==== Provided information ====

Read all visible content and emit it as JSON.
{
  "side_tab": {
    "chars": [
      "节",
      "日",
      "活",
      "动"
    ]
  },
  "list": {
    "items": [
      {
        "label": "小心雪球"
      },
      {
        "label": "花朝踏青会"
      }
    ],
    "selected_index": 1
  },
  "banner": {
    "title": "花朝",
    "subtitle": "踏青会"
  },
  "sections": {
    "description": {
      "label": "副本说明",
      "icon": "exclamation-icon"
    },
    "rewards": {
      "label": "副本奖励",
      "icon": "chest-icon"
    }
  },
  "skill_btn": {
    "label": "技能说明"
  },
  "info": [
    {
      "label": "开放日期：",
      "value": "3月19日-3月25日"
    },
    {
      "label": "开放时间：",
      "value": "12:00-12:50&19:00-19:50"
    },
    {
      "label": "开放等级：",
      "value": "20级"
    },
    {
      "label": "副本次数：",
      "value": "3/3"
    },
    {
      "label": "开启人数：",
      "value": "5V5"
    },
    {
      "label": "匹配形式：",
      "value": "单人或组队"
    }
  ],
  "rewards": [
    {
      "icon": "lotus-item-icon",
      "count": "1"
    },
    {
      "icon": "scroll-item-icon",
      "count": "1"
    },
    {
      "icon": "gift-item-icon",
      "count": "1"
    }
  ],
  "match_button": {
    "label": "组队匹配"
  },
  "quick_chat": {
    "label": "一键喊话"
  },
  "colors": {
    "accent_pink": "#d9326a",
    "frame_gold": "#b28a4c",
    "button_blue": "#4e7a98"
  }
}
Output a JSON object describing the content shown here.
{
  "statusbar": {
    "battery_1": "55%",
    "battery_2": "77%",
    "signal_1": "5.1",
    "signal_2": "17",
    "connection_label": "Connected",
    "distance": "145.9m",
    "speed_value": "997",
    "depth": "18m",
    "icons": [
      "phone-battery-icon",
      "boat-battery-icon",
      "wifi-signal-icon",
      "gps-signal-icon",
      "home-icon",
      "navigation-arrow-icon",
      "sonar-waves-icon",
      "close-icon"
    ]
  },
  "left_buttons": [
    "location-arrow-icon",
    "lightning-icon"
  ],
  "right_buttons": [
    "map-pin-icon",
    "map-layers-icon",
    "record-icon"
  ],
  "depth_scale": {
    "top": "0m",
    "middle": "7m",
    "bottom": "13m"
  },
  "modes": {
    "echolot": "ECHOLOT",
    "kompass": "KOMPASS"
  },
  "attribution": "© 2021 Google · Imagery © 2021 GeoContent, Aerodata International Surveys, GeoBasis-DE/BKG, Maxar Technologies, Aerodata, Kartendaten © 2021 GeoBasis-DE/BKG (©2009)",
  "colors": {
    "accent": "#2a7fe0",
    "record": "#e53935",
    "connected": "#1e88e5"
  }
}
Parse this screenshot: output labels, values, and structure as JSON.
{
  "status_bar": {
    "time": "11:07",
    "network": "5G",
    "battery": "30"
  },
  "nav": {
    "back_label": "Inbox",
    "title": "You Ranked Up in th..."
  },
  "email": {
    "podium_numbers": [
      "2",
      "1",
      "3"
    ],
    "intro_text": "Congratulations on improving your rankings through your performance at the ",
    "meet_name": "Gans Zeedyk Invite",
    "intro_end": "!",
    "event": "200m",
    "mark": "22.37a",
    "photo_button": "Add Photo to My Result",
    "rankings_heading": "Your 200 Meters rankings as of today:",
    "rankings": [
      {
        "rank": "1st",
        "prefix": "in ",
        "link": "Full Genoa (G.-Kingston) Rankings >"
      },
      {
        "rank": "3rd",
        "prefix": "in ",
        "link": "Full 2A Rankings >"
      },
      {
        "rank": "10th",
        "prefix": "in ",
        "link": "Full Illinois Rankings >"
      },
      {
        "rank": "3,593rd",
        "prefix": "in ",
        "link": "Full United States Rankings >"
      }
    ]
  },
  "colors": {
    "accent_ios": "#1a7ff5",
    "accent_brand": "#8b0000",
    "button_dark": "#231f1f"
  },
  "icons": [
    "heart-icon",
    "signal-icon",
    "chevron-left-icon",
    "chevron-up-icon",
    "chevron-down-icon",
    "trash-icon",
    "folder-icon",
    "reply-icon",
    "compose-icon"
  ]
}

====

*Task instructions*. Reproduce the material in full, with no word added or dropped.

*Response to the exercise*.
Read all visible content and emit it as JSON.
{
  "side_tab": {
    "chars": [
      "节",
      "日",
      "活",
      "动"
    ]
  },
  "list": {
    "items": [
      {
        "label": "小心雪球"
      },
      {
        "label": "花朝踏青会"
      }
    ],
    "selected_index": 1
  },
  "banner": {
    "title": "花朝",
    "subtitle": "踏青会"
  },
  "sections": {
    "description": {
      "label": "副本说明",
      "icon": "exclamation-icon"
    },
    "rewards": {
      "label": "副本奖励",
      "icon": "chest-icon"
    }
  },
  "skill_btn": {
    "label": "技能说明"
  },
  "info": [
    {
      "label": "开放日期：",
      "value": "3月19日-3月25日"
    },
    {
      "label": "开放时间：",
      "value": "12:00-12:50&19:00-19:50"
    },
    {
      "label": "开放等级：",
      "value": "20级"
    },
    {
      "label": "副本次数：",
      "value": "3/3"
    },
    {
      "label": "开启人数：",
      "value": "5V5"
    },
    {
      "label": "匹配形式：",
      "value": "单人或组队"
    }
  ],
  "rewards": [
    {
      "icon": "lotus-item-icon",
      "count": "1"
    },
    {
      "icon": "scroll-item-icon",
      "count": "1"
    },
    {
      "icon": "gift-item-icon",
      "count": "1"
    }
  ],
  "match_button": {
    "label": "组队匹配"
  },
  "quick_chat": {
    "label": "一键喊话"
  },
  "colors": {
    "accent_pink": "#d9326a",
    "frame_gold": "#b28a4c",
    "button_blue": "#4e7a98"
  }
}
Output a JSON object describing the content shown here.
{
  "statusbar": {
    "battery_1": "55%",
    "battery_2": "77%",
    "signal_1": "5.1",
    "signal_2": "17",
    "connection_label": "Connected",
    "distance": "145.9m",
    "speed_value": "997",
    "depth": "18m",
    "icons": [
      "phone-battery-icon",
      "boat-battery-icon",
      "wifi-signal-icon",
      "gps-signal-icon",
      "home-icon",
      "navigation-arrow-icon",
      "sonar-waves-icon",
      "close-icon"
    ]
  },
  "left_buttons": [
    "location-arrow-icon",
    "lightning-icon"
  ],
  "right_buttons": [
    "map-pin-icon",
    "map-layers-icon",
    "record-icon"
  ],
  "depth_scale": {
    "top": "0m",
    "middle": "7m",
    "bottom": "13m"
  },
  "modes": {
    "echolot": "ECHOLOT",
    "kompass": "KOMPASS"
  },
  "attribution": "© 2021 Google · Imagery © 2021 GeoContent, Aerodata International Surveys, GeoBasis-DE/BKG, Maxar Technologies, Aerodata, Kartendaten © 2021 GeoBasis-DE/BKG (©2009)",
  "colors": {
    "accent": "#2a7fe0",
    "record": "#e53935",
    "connected": "#1e88e5"
  }
}
Parse this screenshot: output labels, values, and structure as JSON.
{
  "status_bar": {
    "time": "11:07",
    "network": "5G",
    "battery": "30"
  },
  "nav": {
    "back_label": "Inbox",
    "title": "You Ranked Up in th..."
  },
  "email": {
    "podium_numbers": [
      "2",
      "1",
      "3"
    ],
    "intro_text": "Congratulations on improving your rankings through your performance at the ",
    "meet_name": "Gans Zeedyk Invite",
    "intro_end": "!",
    "event": "200m",
    "mark": "22.37a",
    "photo_button": "Add Photo to My Result",
    "rankings_heading": "Your 200 Meters rankings as of today:",
    "rankings": [
      {
        "rank": "1st",
        "prefix": "in ",
        "link": "Full Genoa (G.-Kingston) Rankings >"
      },
      {
        "rank": "3rd",
        "prefix": "in ",
        "link": "Full 2A Rankings >"
      },
      {
        "rank": "10th",
        "prefix": "in ",
        "link": "Full Illinois Rankings >"
      },
      {
        "rank": "3,593rd",
        "prefix": "in ",
        "link": "Full United States Rankings >"
      }
    ]
  },
  "colors": {
    "accent_ios": "#1a7ff5",
    "accent_brand": "#8b0000",
    "button_dark": "#231f1f"
  },
  "icons": [
    "heart-icon",
    "signal-icon",
    "chevron-left-icon",
    "chevron-up-icon",
    "chevron-down-icon",
    "trash-icon",
    "folder-icon",
    "reply-icon",
    "compose-icon"
  ]
}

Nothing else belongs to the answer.